***** Data rows *****

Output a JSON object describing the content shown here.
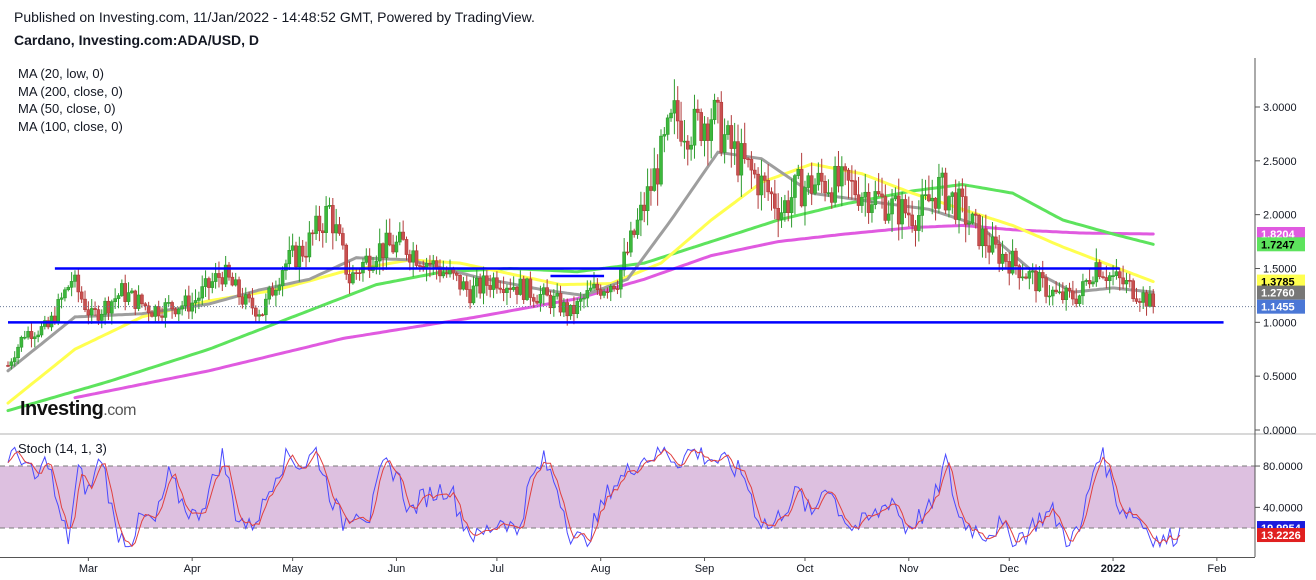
{
  "header": {
    "published": "Published on Investing.com, 11/Jan/2022 - 14:48:52 GMT, Powered by TradingView.",
    "symbol": "Cardano, Investing.com:ADA/USD, D"
  },
  "legend": {
    "ma": [
      "MA (20, low, 0)",
      "MA (200, close, 0)",
      "MA (50, close, 0)",
      "MA (100, close, 0)"
    ],
    "stoch": "Stoch (14, 1, 3)"
  },
  "logo": {
    "brand": "Investing",
    "suffix": ".com"
  },
  "colors": {
    "ma20_low": "#9e9e9e",
    "ma200_close": "#e05ae0",
    "ma50_close": "#ffff4f",
    "ma100_close": "#5de35d",
    "support_resistance": "#0000ff",
    "candle_up": "#2e9c2e",
    "candle_down": "#b23a3a",
    "stoch_k": "#4a4aff",
    "stoch_d": "#e04040",
    "stoch_band": "#d9b9dd"
  },
  "chart_data": [
    {
      "type": "candlestick",
      "ylim": [
        0,
        3.4
      ],
      "yticks": [
        0,
        0.5,
        1.0,
        1.5,
        2.0,
        2.5,
        3.0
      ],
      "ytick_labels": [
        "0.0000",
        "0.5000",
        "1.0000",
        "1.5000",
        "2.0000",
        "2.5000",
        "3.0000"
      ],
      "x_range": [
        "2022-02-05",
        "2022-02-05"
      ],
      "xticks": [
        {
          "label": "Mar",
          "day": 24
        },
        {
          "label": "Apr",
          "day": 55
        },
        {
          "label": "May",
          "day": 85
        },
        {
          "label": "Jun",
          "day": 116
        },
        {
          "label": "Jul",
          "day": 146
        },
        {
          "label": "Aug",
          "day": 177
        },
        {
          "label": "Sep",
          "day": 208
        },
        {
          "label": "Oct",
          "day": 238
        },
        {
          "label": "Nov",
          "day": 269
        },
        {
          "label": "Dec",
          "day": 299
        },
        {
          "label": "2022",
          "day": 330
        },
        {
          "label": "Feb",
          "day": 361
        }
      ],
      "day_range": [
        0,
        370
      ],
      "price_keypoints": [
        [
          0,
          0.6
        ],
        [
          5,
          0.9
        ],
        [
          12,
          0.95
        ],
        [
          19,
          1.4
        ],
        [
          25,
          1.05
        ],
        [
          34,
          1.28
        ],
        [
          43,
          1.12
        ],
        [
          55,
          1.18
        ],
        [
          64,
          1.46
        ],
        [
          71,
          1.18
        ],
        [
          76,
          1.1
        ],
        [
          82,
          1.52
        ],
        [
          89,
          1.7
        ],
        [
          96,
          2.05
        ],
        [
          102,
          1.4
        ],
        [
          110,
          1.68
        ],
        [
          118,
          1.72
        ],
        [
          126,
          1.55
        ],
        [
          132,
          1.43
        ],
        [
          138,
          1.28
        ],
        [
          146,
          1.41
        ],
        [
          155,
          1.3
        ],
        [
          164,
          1.18
        ],
        [
          168,
          1.08
        ],
        [
          174,
          1.28
        ],
        [
          182,
          1.4
        ],
        [
          187,
          1.82
        ],
        [
          193,
          2.35
        ],
        [
          199,
          2.9
        ],
        [
          205,
          2.8
        ],
        [
          210,
          2.95
        ],
        [
          215,
          2.65
        ],
        [
          220,
          2.45
        ],
        [
          226,
          2.25
        ],
        [
          231,
          2.05
        ],
        [
          236,
          2.25
        ],
        [
          244,
          2.3
        ],
        [
          252,
          2.25
        ],
        [
          258,
          2.18
        ],
        [
          265,
          2.05
        ],
        [
          272,
          2.0
        ],
        [
          278,
          2.25
        ],
        [
          284,
          2.08
        ],
        [
          288,
          1.9
        ],
        [
          294,
          1.68
        ],
        [
          300,
          1.56
        ],
        [
          307,
          1.38
        ],
        [
          314,
          1.23
        ],
        [
          320,
          1.25
        ],
        [
          325,
          1.55
        ],
        [
          329,
          1.43
        ],
        [
          335,
          1.33
        ],
        [
          340,
          1.22
        ],
        [
          342,
          1.1455
        ]
      ],
      "moving_averages": [
        {
          "name": "MA (20, low, 0)",
          "color_key": "ma20_low",
          "points": [
            [
              0,
              0.55
            ],
            [
              20,
              1.05
            ],
            [
              40,
              1.08
            ],
            [
              60,
              1.17
            ],
            [
              75,
              1.3
            ],
            [
              90,
              1.4
            ],
            [
              104,
              1.6
            ],
            [
              120,
              1.58
            ],
            [
              140,
              1.42
            ],
            [
              160,
              1.3
            ],
            [
              172,
              1.25
            ],
            [
              185,
              1.4
            ],
            [
              198,
              1.95
            ],
            [
              212,
              2.58
            ],
            [
              225,
              2.52
            ],
            [
              240,
              2.2
            ],
            [
              258,
              2.12
            ],
            [
              275,
              2.05
            ],
            [
              290,
              1.9
            ],
            [
              305,
              1.5
            ],
            [
              318,
              1.28
            ],
            [
              330,
              1.32
            ],
            [
              342,
              1.28
            ]
          ]
        },
        {
          "name": "MA (50, close, 0)",
          "color_key": "ma50_close",
          "points": [
            [
              0,
              0.25
            ],
            [
              20,
              0.75
            ],
            [
              40,
              1.05
            ],
            [
              60,
              1.2
            ],
            [
              80,
              1.3
            ],
            [
              100,
              1.47
            ],
            [
              120,
              1.58
            ],
            [
              135,
              1.55
            ],
            [
              150,
              1.45
            ],
            [
              165,
              1.35
            ],
            [
              180,
              1.36
            ],
            [
              195,
              1.55
            ],
            [
              210,
              1.95
            ],
            [
              225,
              2.3
            ],
            [
              240,
              2.47
            ],
            [
              255,
              2.38
            ],
            [
              270,
              2.2
            ],
            [
              285,
              2.05
            ],
            [
              300,
              1.9
            ],
            [
              315,
              1.7
            ],
            [
              330,
              1.52
            ],
            [
              342,
              1.3785
            ]
          ]
        },
        {
          "name": "MA (100, close, 0)",
          "color_key": "ma100_close",
          "points": [
            [
              0,
              0.18
            ],
            [
              30,
              0.45
            ],
            [
              60,
              0.75
            ],
            [
              85,
              1.05
            ],
            [
              110,
              1.35
            ],
            [
              130,
              1.47
            ],
            [
              150,
              1.5
            ],
            [
              170,
              1.47
            ],
            [
              190,
              1.55
            ],
            [
              210,
              1.75
            ],
            [
              230,
              1.95
            ],
            [
              250,
              2.1
            ],
            [
              270,
              2.22
            ],
            [
              285,
              2.28
            ],
            [
              300,
              2.2
            ],
            [
              315,
              1.95
            ],
            [
              330,
              1.82
            ],
            [
              342,
              1.7247
            ]
          ]
        },
        {
          "name": "MA (200, close, 0)",
          "color_key": "ma200_close",
          "points": [
            [
              20,
              0.3
            ],
            [
              60,
              0.55
            ],
            [
              100,
              0.85
            ],
            [
              140,
              1.05
            ],
            [
              170,
              1.22
            ],
            [
              190,
              1.4
            ],
            [
              210,
              1.62
            ],
            [
              230,
              1.75
            ],
            [
              250,
              1.82
            ],
            [
              270,
              1.88
            ],
            [
              285,
              1.9
            ],
            [
              300,
              1.86
            ],
            [
              320,
              1.83
            ],
            [
              342,
              1.8204
            ]
          ]
        }
      ],
      "horizontal_lines": [
        {
          "value": 1.5,
          "from_day": 14,
          "to_day": 332
        },
        {
          "value": 1.0,
          "from_day": 0,
          "to_day": 363
        },
        {
          "value": 1.43,
          "from_day": 162,
          "to_day": 178
        }
      ],
      "last_price_line": 1.1455,
      "price_labels": [
        {
          "text": "1.8204",
          "value": 1.8204,
          "bg": "#e05ae0",
          "fg": "#ffffff"
        },
        {
          "text": "1.7247",
          "value": 1.7247,
          "bg": "#5de35d",
          "fg": "#000000"
        },
        {
          "text": "1.3785",
          "value": 1.3785,
          "bg": "#ffff4f",
          "fg": "#000000"
        },
        {
          "text": "1.2760",
          "value": 1.276,
          "bg": "#777777",
          "fg": "#ffffff"
        },
        {
          "text": "1.1455",
          "value": 1.1455,
          "bg": "#4a77d6",
          "fg": "#ffffff"
        }
      ]
    },
    {
      "type": "line",
      "name": "Stoch (14, 1, 3)",
      "ylim": [
        0,
        100
      ],
      "yticks": [
        40,
        80
      ],
      "ytick_labels": [
        "40.0000",
        "80.0000"
      ],
      "band": [
        20,
        80
      ],
      "k_keypoints": [
        [
          0,
          90
        ],
        [
          4,
          90
        ],
        [
          8,
          65
        ],
        [
          12,
          88
        ],
        [
          15,
          35
        ],
        [
          18,
          10
        ],
        [
          21,
          75
        ],
        [
          24,
          55
        ],
        [
          28,
          90
        ],
        [
          32,
          20
        ],
        [
          36,
          5
        ],
        [
          40,
          30
        ],
        [
          44,
          25
        ],
        [
          48,
          70
        ],
        [
          52,
          45
        ],
        [
          56,
          30
        ],
        [
          60,
          55
        ],
        [
          64,
          90
        ],
        [
          68,
          35
        ],
        [
          72,
          20
        ],
        [
          76,
          40
        ],
        [
          80,
          75
        ],
        [
          84,
          90
        ],
        [
          88,
          80
        ],
        [
          92,
          95
        ],
        [
          96,
          55
        ],
        [
          100,
          25
        ],
        [
          104,
          40
        ],
        [
          108,
          30
        ],
        [
          112,
          80
        ],
        [
          116,
          75
        ],
        [
          120,
          35
        ],
        [
          124,
          50
        ],
        [
          128,
          55
        ],
        [
          132,
          60
        ],
        [
          136,
          25
        ],
        [
          140,
          10
        ],
        [
          144,
          20
        ],
        [
          148,
          30
        ],
        [
          152,
          15
        ],
        [
          156,
          65
        ],
        [
          160,
          85
        ],
        [
          164,
          60
        ],
        [
          168,
          15
        ],
        [
          172,
          5
        ],
        [
          176,
          30
        ],
        [
          180,
          60
        ],
        [
          184,
          70
        ],
        [
          188,
          85
        ],
        [
          192,
          90
        ],
        [
          196,
          95
        ],
        [
          200,
          85
        ],
        [
          204,
          95
        ],
        [
          208,
          90
        ],
        [
          212,
          85
        ],
        [
          216,
          80
        ],
        [
          220,
          70
        ],
        [
          224,
          30
        ],
        [
          228,
          20
        ],
        [
          232,
          40
        ],
        [
          236,
          55
        ],
        [
          240,
          30
        ],
        [
          244,
          65
        ],
        [
          248,
          40
        ],
        [
          252,
          20
        ],
        [
          256,
          25
        ],
        [
          260,
          35
        ],
        [
          264,
          50
        ],
        [
          268,
          20
        ],
        [
          272,
          30
        ],
        [
          276,
          40
        ],
        [
          280,
          85
        ],
        [
          284,
          30
        ],
        [
          288,
          20
        ],
        [
          292,
          15
        ],
        [
          296,
          22
        ],
        [
          300,
          10
        ],
        [
          304,
          15
        ],
        [
          308,
          30
        ],
        [
          312,
          35
        ],
        [
          316,
          10
        ],
        [
          320,
          15
        ],
        [
          324,
          75
        ],
        [
          326,
          95
        ],
        [
          328,
          80
        ],
        [
          332,
          40
        ],
        [
          336,
          35
        ],
        [
          340,
          20
        ],
        [
          344,
          5
        ],
        [
          348,
          12
        ],
        [
          350,
          19.9954
        ]
      ],
      "k_last": 19.9954,
      "d_last": 13.2226,
      "price_labels": [
        {
          "text": "19.9954",
          "value": 19.9954,
          "bg": "#1b1bdc",
          "fg": "#ffffff"
        },
        {
          "text": "13.2226",
          "value": 13.2226,
          "bg": "#e02020",
          "fg": "#ffffff"
        }
      ]
    }
  ]
}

*****

*The exercise*
Count up every line above that has the word "name" in it; answer with the number alone.

*Output for this exercise*
5